Task prompt:
Go through each line of the records below and count those with the word "家长给班主任的一封信"; give only the total.

-- start --

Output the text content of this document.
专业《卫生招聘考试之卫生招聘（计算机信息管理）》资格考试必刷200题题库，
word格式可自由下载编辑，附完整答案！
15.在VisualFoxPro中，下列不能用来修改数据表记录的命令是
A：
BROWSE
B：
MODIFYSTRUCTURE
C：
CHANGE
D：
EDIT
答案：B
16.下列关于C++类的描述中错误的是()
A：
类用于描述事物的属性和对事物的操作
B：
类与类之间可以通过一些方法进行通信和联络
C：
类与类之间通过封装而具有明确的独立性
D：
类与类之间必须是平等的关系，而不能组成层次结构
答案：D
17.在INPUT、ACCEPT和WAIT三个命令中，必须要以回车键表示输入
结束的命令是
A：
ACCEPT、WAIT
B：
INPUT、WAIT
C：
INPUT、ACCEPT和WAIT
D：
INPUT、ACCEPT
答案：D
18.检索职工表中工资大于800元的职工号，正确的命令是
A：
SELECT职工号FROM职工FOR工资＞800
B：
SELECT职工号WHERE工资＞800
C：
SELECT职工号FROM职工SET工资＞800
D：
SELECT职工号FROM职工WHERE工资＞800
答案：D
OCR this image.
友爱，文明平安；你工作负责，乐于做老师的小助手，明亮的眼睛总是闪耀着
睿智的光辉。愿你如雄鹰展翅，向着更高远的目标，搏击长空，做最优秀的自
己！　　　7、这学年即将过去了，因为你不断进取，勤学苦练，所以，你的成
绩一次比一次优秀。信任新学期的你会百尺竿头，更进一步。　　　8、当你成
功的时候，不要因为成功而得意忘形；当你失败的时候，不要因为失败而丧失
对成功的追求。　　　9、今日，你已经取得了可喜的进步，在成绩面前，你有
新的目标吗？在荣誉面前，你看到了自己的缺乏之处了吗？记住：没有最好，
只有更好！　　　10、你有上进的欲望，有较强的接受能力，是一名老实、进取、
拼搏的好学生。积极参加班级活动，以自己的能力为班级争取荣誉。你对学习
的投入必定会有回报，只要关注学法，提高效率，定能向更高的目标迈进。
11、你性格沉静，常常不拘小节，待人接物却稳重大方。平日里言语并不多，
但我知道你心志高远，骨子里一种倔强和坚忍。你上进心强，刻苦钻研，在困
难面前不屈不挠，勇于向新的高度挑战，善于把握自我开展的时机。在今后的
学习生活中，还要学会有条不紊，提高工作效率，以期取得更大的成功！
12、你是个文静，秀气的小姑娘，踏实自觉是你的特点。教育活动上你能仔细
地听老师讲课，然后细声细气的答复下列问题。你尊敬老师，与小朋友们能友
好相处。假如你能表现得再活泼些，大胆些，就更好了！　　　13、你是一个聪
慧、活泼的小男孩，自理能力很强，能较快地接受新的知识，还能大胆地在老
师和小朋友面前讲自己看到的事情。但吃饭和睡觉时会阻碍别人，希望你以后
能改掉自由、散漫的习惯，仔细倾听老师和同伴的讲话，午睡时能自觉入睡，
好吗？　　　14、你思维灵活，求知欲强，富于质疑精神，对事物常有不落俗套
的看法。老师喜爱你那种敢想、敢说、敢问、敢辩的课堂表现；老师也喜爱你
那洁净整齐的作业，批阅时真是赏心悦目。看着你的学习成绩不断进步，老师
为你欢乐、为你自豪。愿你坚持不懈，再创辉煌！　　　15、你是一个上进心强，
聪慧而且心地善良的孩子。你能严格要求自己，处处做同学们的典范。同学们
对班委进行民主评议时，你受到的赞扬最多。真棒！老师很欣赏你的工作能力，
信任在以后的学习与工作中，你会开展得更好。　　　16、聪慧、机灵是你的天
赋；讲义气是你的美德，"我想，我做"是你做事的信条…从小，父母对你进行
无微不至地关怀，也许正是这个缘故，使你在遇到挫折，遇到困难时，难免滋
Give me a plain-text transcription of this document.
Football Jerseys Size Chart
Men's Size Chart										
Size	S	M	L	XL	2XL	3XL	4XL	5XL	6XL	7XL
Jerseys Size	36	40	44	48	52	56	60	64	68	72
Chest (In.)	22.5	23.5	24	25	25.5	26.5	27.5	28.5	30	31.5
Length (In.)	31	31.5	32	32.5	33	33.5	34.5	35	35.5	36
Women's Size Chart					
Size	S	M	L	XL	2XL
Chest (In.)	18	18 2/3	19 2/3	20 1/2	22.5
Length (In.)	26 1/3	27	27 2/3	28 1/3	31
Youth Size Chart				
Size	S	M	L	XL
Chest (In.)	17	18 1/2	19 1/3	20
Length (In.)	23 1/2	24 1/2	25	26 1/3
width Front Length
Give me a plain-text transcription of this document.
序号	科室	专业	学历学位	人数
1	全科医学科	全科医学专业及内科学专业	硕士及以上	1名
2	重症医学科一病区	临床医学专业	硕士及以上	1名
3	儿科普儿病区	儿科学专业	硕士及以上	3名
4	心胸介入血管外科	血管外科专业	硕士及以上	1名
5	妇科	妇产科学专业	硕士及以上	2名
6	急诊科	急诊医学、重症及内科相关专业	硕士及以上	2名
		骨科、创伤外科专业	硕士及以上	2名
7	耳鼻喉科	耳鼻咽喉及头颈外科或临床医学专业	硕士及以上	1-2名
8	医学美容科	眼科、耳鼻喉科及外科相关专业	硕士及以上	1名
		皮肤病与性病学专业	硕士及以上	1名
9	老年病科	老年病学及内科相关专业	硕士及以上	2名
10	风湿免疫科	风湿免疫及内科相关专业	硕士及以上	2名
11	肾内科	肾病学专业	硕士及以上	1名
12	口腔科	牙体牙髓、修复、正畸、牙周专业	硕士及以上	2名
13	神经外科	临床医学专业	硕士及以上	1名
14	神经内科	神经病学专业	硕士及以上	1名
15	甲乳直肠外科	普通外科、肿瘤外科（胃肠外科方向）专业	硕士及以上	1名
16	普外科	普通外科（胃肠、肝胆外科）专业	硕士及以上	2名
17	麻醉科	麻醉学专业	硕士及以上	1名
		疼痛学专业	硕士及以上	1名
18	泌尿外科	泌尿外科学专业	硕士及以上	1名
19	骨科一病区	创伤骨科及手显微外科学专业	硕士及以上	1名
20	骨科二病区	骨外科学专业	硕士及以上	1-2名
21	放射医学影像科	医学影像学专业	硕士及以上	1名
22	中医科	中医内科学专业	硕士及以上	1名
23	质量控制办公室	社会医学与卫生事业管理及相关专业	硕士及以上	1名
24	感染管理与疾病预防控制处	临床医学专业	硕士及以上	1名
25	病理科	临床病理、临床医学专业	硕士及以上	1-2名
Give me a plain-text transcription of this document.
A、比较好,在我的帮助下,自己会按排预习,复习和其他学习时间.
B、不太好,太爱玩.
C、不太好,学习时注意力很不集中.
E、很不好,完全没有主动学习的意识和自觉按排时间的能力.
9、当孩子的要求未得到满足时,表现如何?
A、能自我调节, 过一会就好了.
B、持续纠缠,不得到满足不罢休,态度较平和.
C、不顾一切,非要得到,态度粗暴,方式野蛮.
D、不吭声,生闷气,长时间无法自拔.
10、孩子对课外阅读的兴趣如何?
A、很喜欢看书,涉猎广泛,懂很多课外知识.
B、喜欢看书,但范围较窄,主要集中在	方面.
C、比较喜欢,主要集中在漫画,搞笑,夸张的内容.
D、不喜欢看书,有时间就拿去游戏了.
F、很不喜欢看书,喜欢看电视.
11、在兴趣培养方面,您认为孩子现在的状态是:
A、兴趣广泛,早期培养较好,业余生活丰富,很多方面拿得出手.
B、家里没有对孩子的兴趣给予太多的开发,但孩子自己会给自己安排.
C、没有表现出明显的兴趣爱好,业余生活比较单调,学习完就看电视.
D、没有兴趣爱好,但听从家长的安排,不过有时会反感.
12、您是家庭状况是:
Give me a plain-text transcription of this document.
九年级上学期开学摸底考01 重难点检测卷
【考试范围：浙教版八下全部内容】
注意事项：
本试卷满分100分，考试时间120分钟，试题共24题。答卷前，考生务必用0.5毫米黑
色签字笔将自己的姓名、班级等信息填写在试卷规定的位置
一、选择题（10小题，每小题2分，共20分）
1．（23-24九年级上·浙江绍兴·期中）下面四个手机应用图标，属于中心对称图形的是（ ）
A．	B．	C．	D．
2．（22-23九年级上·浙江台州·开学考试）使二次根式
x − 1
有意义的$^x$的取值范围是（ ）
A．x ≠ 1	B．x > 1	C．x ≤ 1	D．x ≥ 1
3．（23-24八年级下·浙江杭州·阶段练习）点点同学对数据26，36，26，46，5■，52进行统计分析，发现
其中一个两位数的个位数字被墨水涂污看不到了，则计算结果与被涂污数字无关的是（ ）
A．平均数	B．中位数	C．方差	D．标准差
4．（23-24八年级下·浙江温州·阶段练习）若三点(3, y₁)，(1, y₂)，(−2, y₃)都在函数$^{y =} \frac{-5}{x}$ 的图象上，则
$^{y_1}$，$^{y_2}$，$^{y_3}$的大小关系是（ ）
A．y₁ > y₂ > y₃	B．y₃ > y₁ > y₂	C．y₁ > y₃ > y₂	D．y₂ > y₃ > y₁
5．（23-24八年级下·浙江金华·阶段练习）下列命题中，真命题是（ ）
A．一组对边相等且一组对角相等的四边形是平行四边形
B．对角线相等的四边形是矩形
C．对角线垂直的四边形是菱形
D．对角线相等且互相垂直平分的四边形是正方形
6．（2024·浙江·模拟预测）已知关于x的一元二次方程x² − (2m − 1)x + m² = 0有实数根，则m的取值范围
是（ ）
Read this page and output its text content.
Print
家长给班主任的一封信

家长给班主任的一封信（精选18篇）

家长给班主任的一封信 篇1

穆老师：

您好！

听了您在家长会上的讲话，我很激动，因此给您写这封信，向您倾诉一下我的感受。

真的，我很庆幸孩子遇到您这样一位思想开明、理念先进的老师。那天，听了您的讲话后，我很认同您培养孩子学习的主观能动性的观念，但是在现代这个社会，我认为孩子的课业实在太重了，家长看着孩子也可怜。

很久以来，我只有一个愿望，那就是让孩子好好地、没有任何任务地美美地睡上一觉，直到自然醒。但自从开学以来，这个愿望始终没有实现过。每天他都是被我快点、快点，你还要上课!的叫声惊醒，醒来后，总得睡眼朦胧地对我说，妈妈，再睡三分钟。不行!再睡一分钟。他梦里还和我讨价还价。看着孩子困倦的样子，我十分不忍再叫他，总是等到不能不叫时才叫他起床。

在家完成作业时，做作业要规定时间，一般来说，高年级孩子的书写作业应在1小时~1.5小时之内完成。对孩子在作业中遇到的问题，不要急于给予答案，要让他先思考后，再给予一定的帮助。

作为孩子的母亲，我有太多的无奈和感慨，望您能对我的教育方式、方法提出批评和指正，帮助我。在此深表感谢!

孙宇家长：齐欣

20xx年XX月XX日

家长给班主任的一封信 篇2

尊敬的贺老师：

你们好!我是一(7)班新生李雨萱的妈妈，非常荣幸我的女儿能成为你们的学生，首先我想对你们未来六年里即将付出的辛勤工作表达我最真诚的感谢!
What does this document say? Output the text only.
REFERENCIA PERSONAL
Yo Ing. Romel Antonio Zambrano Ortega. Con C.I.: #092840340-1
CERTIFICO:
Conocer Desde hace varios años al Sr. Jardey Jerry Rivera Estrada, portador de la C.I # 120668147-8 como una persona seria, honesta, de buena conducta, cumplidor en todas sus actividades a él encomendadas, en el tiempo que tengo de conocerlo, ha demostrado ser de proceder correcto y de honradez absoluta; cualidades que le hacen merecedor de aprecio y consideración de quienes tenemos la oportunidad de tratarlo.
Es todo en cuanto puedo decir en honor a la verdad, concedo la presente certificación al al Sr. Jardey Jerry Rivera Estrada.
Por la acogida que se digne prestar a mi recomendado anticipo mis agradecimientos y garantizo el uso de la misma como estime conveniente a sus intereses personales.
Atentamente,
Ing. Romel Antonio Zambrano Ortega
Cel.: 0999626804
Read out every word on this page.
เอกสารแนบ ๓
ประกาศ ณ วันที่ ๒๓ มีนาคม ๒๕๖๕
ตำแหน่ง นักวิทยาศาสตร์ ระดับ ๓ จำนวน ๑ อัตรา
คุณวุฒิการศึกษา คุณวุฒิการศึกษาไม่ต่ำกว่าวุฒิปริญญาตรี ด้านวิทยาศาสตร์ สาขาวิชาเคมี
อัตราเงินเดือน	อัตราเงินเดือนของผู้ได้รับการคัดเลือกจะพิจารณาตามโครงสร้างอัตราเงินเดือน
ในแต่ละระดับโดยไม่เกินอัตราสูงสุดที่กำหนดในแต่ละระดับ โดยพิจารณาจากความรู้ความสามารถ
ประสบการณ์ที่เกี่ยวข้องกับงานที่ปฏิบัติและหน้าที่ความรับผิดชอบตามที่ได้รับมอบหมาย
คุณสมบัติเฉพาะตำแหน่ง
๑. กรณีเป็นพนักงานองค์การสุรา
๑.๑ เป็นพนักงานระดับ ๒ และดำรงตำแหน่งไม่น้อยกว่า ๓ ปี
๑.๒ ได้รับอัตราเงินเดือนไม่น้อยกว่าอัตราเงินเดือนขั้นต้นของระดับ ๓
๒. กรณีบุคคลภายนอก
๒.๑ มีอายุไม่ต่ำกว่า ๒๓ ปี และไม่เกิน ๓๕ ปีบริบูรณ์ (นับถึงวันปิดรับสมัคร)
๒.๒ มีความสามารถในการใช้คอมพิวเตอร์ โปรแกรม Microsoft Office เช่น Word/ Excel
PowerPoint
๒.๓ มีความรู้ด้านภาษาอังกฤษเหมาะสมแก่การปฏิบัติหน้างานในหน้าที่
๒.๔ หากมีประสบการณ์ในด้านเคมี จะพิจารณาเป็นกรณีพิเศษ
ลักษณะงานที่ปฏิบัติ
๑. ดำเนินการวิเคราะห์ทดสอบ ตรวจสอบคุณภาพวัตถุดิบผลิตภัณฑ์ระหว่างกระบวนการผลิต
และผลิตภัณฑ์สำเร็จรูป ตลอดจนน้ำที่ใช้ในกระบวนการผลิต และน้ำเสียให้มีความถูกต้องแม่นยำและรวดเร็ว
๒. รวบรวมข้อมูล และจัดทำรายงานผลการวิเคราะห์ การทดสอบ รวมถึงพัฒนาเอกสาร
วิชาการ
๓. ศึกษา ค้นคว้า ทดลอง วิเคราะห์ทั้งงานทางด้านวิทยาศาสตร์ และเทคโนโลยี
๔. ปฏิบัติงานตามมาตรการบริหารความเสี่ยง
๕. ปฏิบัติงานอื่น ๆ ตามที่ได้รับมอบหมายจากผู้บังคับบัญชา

-- end --

Complete response:
4